Problem description:
Go through the lines below. Copy those with "xlabel".

Stored entries
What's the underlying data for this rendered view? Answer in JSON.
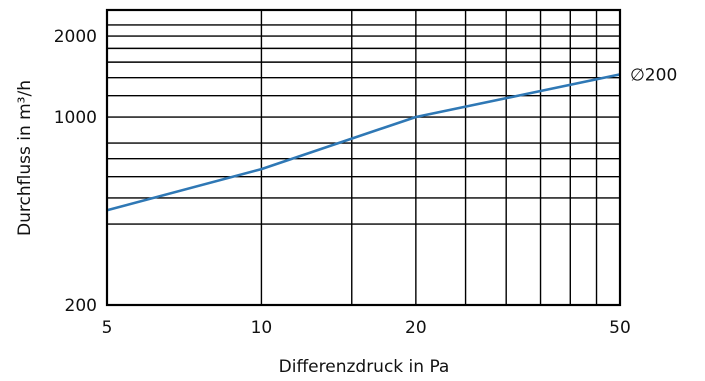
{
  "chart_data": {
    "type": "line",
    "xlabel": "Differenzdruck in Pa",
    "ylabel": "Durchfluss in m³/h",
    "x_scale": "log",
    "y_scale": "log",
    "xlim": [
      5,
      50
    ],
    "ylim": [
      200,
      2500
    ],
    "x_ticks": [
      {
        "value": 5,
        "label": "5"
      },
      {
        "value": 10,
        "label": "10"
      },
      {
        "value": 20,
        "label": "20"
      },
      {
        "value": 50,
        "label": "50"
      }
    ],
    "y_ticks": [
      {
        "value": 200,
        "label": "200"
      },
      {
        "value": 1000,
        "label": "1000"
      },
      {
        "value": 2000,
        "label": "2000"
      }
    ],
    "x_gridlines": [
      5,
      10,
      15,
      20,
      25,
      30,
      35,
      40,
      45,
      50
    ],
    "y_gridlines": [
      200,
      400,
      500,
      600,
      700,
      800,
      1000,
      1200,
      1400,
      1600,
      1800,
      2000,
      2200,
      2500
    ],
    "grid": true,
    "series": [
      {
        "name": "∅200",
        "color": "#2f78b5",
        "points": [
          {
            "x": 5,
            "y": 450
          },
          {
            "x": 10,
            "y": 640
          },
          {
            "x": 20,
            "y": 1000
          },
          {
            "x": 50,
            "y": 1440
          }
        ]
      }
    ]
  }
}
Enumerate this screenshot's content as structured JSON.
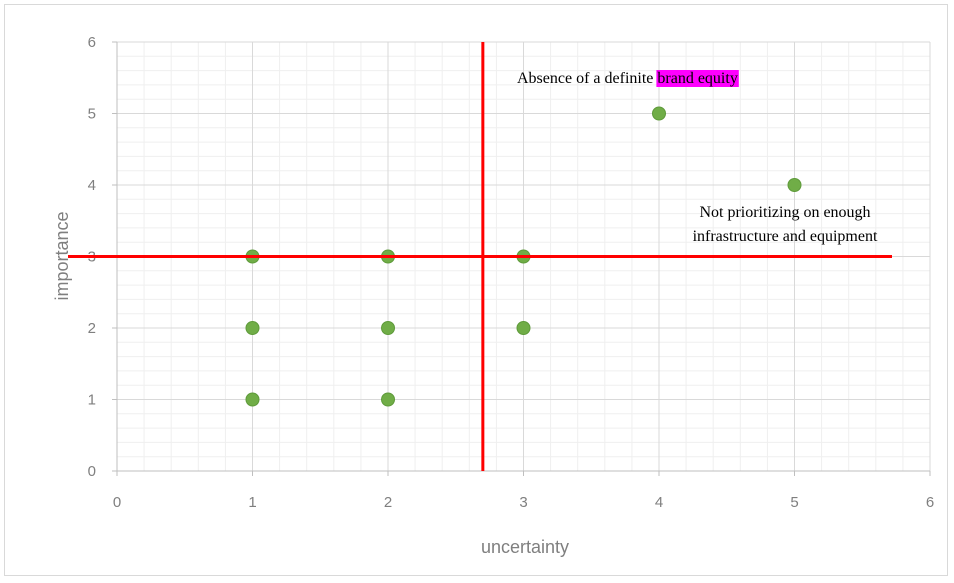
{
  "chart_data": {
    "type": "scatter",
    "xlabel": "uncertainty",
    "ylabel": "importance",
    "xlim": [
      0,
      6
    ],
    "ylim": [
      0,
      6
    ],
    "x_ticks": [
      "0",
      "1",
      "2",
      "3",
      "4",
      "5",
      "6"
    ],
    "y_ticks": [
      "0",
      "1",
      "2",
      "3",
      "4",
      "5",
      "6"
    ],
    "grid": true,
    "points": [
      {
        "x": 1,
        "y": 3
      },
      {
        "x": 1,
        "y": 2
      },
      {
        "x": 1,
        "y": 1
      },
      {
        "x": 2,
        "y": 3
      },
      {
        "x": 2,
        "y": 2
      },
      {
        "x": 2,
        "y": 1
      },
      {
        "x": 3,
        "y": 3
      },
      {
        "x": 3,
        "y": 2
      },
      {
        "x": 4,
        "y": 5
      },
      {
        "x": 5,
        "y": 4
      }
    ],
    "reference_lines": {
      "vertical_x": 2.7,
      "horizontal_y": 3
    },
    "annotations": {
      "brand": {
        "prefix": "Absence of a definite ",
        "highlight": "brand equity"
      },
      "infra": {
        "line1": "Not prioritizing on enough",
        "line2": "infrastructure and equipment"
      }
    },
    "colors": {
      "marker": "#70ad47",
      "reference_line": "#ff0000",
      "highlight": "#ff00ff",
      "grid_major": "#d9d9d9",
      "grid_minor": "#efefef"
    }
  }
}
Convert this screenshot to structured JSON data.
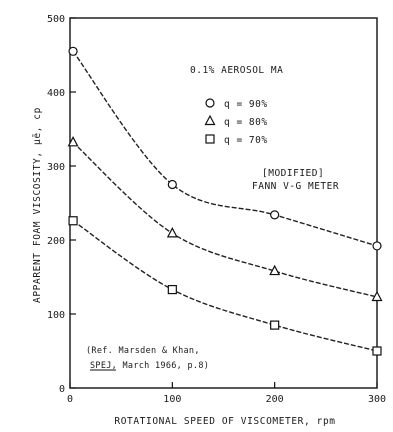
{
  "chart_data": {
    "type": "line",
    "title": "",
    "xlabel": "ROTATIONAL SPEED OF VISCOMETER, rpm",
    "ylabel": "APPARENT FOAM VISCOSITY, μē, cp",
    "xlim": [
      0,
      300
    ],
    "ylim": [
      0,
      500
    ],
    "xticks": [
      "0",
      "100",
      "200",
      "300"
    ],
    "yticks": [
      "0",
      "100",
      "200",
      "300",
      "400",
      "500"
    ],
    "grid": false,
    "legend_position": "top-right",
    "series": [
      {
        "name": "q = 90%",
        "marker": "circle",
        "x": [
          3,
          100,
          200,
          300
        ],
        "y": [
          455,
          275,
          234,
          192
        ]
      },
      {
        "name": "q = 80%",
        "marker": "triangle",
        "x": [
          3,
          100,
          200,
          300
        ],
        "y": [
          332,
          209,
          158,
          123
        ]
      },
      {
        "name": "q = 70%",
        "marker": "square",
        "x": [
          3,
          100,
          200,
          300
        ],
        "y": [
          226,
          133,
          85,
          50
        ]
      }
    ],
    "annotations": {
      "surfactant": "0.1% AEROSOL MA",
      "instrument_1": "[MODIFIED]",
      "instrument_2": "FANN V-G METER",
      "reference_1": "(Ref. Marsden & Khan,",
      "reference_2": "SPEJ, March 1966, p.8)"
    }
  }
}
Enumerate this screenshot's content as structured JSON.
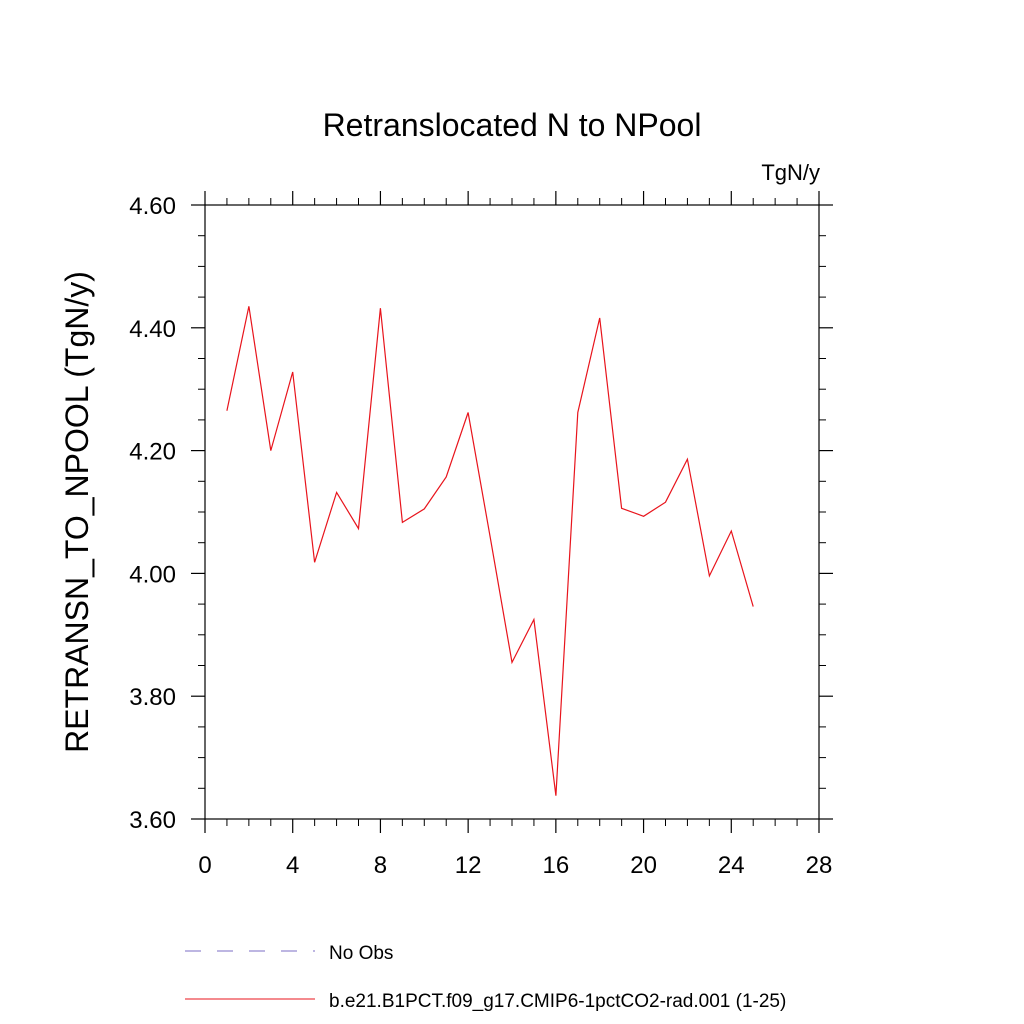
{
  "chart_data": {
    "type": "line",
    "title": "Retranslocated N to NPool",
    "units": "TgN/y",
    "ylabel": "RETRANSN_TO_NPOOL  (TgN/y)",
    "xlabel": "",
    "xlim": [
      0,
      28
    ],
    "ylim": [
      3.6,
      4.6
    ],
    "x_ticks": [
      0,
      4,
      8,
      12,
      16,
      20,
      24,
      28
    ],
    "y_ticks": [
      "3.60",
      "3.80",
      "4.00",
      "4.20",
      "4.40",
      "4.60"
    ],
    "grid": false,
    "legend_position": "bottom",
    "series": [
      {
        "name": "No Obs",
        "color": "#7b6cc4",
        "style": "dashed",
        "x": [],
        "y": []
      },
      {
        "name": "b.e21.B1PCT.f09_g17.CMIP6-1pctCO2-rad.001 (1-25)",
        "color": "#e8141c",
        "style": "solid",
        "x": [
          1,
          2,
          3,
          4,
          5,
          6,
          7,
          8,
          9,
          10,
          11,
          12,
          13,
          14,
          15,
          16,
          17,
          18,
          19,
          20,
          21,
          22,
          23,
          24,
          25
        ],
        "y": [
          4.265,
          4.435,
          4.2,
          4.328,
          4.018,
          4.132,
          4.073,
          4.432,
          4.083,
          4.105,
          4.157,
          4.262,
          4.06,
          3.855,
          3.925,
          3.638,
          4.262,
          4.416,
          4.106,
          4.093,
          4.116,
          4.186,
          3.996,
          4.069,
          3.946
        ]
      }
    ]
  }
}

The output:
    "xlabel": "Differenzdruck in Pa",
    "xlabel": "uncertainty",
    "xlabel": "ROTATIONAL SPEED OF VISCOMETER, rpm",
    "xlabel": "",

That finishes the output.